[Dataset entries]
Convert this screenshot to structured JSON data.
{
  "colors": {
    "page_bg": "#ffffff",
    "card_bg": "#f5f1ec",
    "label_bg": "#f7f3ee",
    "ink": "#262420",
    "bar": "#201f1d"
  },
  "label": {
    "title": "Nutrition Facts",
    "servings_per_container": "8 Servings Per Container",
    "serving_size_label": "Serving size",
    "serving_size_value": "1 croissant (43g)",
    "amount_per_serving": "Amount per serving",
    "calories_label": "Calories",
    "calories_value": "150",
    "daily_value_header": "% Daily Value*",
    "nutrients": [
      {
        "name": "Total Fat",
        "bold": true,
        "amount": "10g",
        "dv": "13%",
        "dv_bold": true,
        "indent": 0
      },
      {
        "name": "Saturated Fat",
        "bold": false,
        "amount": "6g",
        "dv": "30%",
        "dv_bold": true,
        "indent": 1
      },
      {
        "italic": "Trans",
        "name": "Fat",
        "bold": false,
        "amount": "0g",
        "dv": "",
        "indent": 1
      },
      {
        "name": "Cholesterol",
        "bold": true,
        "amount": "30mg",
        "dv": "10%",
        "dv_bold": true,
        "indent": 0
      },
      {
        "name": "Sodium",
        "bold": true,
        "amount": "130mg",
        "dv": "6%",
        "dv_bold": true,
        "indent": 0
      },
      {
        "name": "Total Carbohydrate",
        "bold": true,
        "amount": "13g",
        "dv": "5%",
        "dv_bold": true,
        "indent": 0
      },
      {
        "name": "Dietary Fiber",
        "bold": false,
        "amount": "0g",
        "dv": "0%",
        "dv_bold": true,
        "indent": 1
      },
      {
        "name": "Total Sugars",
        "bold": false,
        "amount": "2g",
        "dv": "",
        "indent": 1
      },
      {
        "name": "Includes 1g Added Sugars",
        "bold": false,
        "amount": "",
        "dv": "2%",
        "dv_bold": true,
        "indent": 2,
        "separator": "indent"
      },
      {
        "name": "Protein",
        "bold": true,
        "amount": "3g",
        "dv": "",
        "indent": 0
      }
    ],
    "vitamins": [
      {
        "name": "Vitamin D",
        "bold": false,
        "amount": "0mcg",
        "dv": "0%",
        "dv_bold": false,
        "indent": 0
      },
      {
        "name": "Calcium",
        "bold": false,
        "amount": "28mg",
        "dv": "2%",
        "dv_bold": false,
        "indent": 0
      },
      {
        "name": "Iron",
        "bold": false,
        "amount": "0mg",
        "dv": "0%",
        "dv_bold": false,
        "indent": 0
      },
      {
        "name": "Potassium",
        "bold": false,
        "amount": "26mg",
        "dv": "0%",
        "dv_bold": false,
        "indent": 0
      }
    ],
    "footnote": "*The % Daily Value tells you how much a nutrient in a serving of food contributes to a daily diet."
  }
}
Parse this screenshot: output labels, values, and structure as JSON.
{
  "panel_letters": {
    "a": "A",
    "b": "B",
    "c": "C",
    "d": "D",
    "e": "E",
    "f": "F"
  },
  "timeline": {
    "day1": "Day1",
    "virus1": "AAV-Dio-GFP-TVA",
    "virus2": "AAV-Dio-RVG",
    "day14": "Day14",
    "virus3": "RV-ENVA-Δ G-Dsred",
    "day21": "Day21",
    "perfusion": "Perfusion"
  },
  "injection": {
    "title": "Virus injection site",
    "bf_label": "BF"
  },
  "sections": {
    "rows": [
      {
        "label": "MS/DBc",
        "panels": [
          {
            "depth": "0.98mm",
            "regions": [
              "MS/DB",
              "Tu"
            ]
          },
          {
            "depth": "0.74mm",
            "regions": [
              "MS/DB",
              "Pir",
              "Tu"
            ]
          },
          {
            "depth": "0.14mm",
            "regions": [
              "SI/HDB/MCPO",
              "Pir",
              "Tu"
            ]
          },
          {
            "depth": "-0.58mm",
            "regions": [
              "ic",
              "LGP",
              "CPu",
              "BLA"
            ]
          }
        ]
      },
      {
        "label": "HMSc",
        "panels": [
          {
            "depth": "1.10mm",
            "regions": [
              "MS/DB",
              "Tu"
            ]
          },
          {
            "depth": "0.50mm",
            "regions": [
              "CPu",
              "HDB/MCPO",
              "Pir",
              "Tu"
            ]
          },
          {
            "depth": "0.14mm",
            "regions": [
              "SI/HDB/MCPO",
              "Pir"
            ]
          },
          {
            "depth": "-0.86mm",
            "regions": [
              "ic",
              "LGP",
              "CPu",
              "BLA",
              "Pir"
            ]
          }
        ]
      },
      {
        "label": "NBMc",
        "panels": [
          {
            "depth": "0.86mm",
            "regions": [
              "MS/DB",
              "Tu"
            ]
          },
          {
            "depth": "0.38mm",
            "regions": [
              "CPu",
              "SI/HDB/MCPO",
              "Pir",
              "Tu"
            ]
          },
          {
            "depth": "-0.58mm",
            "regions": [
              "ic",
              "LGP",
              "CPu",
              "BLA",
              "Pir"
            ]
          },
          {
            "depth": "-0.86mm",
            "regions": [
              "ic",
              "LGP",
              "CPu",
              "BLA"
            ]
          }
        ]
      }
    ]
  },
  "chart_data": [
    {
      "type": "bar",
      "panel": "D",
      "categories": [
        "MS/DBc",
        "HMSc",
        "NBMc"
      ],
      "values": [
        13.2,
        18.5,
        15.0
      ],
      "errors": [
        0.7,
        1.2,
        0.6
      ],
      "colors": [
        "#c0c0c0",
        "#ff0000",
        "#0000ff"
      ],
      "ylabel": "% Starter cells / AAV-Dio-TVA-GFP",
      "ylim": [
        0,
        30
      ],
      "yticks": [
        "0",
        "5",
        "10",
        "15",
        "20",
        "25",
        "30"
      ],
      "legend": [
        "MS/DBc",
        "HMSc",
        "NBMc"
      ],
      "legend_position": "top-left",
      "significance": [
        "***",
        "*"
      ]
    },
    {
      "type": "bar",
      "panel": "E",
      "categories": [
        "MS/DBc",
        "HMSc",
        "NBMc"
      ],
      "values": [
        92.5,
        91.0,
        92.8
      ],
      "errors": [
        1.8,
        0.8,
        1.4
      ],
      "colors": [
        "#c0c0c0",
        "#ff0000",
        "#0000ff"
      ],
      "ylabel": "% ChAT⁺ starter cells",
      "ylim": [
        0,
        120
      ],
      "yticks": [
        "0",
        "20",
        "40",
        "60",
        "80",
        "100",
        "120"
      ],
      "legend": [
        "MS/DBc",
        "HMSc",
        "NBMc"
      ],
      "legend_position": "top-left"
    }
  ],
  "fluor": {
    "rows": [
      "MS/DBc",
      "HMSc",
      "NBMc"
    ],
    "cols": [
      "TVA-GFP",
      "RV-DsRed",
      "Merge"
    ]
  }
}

> _EXERCISE GOAL_
Your task is to set down all of the entries exactly as they appear.

> _EXERCISE ANSWER_
Convert this screenshot to structured JSON data.
{
  "colors": {
    "page_bg": "#ffffff",
    "card_bg": "#f5f1ec",
    "label_bg": "#f7f3ee",
    "ink": "#262420",
    "bar": "#201f1d"
  },
  "label": {
    "title": "Nutrition Facts",
    "servings_per_container": "8 Servings Per Container",
    "serving_size_label": "Serving size",
    "serving_size_value": "1 croissant (43g)",
    "amount_per_serving": "Amount per serving",
    "calories_label": "Calories",
    "calories_value": "150",
    "daily_value_header": "% Daily Value*",
    "nutrients": [
      {
        "name": "Total Fat",
        "bold": true,
        "amount": "10g",
        "dv": "13%",
        "dv_bold": true,
        "indent": 0
      },
      {
        "name": "Saturated Fat",
        "bold": false,
        "amount": "6g",
        "dv": "30%",
        "dv_bold": true,
        "indent": 1
      },
      {
        "italic": "Trans",
        "name": "Fat",
        "bold": false,
        "amount": "0g",
        "dv": "",
        "indent": 1
      },
      {
        "name": "Cholesterol",
        "bold": true,
        "amount": "30mg",
        "dv": "10%",
        "dv_bold": true,
        "indent": 0
      },
      {
        "name": "Sodium",
        "bold": true,
        "amount": "130mg",
        "dv": "6%",
        "dv_bold": true,
        "indent": 0
      },
      {
        "name": "Total Carbohydrate",
        "bold": true,
        "amount": "13g",
        "dv": "5%",
        "dv_bold": true,
        "indent": 0
      },
      {
        "name": "Dietary Fiber",
        "bold": false,
        "amount": "0g",
        "dv": "0%",
        "dv_bold": true,
        "indent": 1
      },
      {
        "name": "Total Sugars",
        "bold": false,
        "amount": "2g",
        "dv": "",
        "indent": 1
      },
      {
        "name": "Includes 1g Added Sugars",
        "bold": false,
        "amount": "",
        "dv": "2%",
        "dv_bold": true,
        "indent": 2,
        "separator": "indent"
      },
      {
        "name": "Protein",
        "bold": true,
        "amount": "3g",
        "dv": "",
        "indent": 0
      }
    ],
    "vitamins": [
      {
        "name": "Vitamin D",
        "bold": false,
        "amount": "0mcg",
        "dv": "0%",
        "dv_bold": false,
        "indent": 0
      },
      {
        "name": "Calcium",
        "bold": false,
        "amount": "28mg",
        "dv": "2%",
        "dv_bold": false,
        "indent": 0
      },
      {
        "name": "Iron",
        "bold": false,
        "amount": "0mg",
        "dv": "0%",
        "dv_bold": false,
        "indent": 0
      },
      {
        "name": "Potassium",
        "bold": false,
        "amount": "26mg",
        "dv": "0%",
        "dv_bold": false,
        "indent": 0
      }
    ],
    "footnote": "*The % Daily Value tells you how much a nutrient in a serving of food contributes to a daily diet."
  }
}
Parse this screenshot: output labels, values, and structure as JSON.
{
  "panel_letters": {
    "a": "A",
    "b": "B",
    "c": "C",
    "d": "D",
    "e": "E",
    "f": "F"
  },
  "timeline": {
    "day1": "Day1",
    "virus1": "AAV-Dio-GFP-TVA",
    "virus2": "AAV-Dio-RVG",
    "day14": "Day14",
    "virus3": "RV-ENVA-Δ G-Dsred",
    "day21": "Day21",
    "perfusion": "Perfusion"
  },
  "injection": {
    "title": "Virus injection site",
    "bf_label": "BF"
  },
  "sections": {
    "rows": [
      {
        "label": "MS/DBc",
        "panels": [
          {
            "depth": "0.98mm",
            "regions": [
              "MS/DB",
              "Tu"
            ]
          },
          {
            "depth": "0.74mm",
            "regions": [
              "MS/DB",
              "Pir",
              "Tu"
            ]
          },
          {
            "depth": "0.14mm",
            "regions": [
              "SI/HDB/MCPO",
              "Pir",
              "Tu"
            ]
          },
          {
            "depth": "-0.58mm",
            "regions": [
              "ic",
              "LGP",
              "CPu",
              "BLA"
            ]
          }
        ]
      },
      {
        "label": "HMSc",
        "panels": [
          {
            "depth": "1.10mm",
            "regions": [
              "MS/DB",
              "Tu"
            ]
          },
          {
            "depth": "0.50mm",
            "regions": [
              "CPu",
              "HDB/MCPO",
              "Pir",
              "Tu"
            ]
          },
          {
            "depth": "0.14mm",
            "regions": [
              "SI/HDB/MCPO",
              "Pir"
            ]
          },
          {
            "depth": "-0.86mm",
            "regions": [
              "ic",
              "LGP",
              "CPu",
              "BLA",
              "Pir"
            ]
          }
        ]
      },
      {
        "label": "NBMc",
        "panels": [
          {
            "depth": "0.86mm",
            "regions": [
              "MS/DB",
              "Tu"
            ]
          },
          {
            "depth": "0.38mm",
            "regions": [
              "CPu",
              "SI/HDB/MCPO",
              "Pir",
              "Tu"
            ]
          },
          {
            "depth": "-0.58mm",
            "regions": [
              "ic",
              "LGP",
              "CPu",
              "BLA",
              "Pir"
            ]
          },
          {
            "depth": "-0.86mm",
            "regions": [
              "ic",
              "LGP",
              "CPu",
              "BLA"
            ]
          }
        ]
      }
    ]
  },
  "chart_data": [
    {
      "type": "bar",
      "panel": "D",
      "categories": [
        "MS/DBc",
        "HMSc",
        "NBMc"
      ],
      "values": [
        13.2,
        18.5,
        15.0
      ],
      "errors": [
        0.7,
        1.2,
        0.6
      ],
      "colors": [
        "#c0c0c0",
        "#ff0000",
        "#0000ff"
      ],
      "ylabel": "% Starter cells / AAV-Dio-TVA-GFP",
      "ylim": [
        0,
        30
      ],
      "yticks": [
        "0",
        "5",
        "10",
        "15",
        "20",
        "25",
        "30"
      ],
      "legend": [
        "MS/DBc",
        "HMSc",
        "NBMc"
      ],
      "legend_position": "top-left",
      "significance": [
        "***",
        "*"
      ]
    },
    {
      "type": "bar",
      "panel": "E",
      "categories": [
        "MS/DBc",
        "HMSc",
        "NBMc"
      ],
      "values": [
        92.5,
        91.0,
        92.8
      ],
      "errors": [
        1.8,
        0.8,
        1.4
      ],
      "colors": [
        "#c0c0c0",
        "#ff0000",
        "#0000ff"
      ],
      "ylabel": "% ChAT⁺ starter cells",
      "ylim": [
        0,
        120
      ],
      "yticks": [
        "0",
        "20",
        "40",
        "60",
        "80",
        "100",
        "120"
      ],
      "legend": [
        "MS/DBc",
        "HMSc",
        "NBMc"
      ],
      "legend_position": "top-left"
    }
  ],
  "fluor": {
    "rows": [
      "MS/DBc",
      "HMSc",
      "NBMc"
    ],
    "cols": [
      "TVA-GFP",
      "RV-DsRed",
      "Merge"
    ]
  }
}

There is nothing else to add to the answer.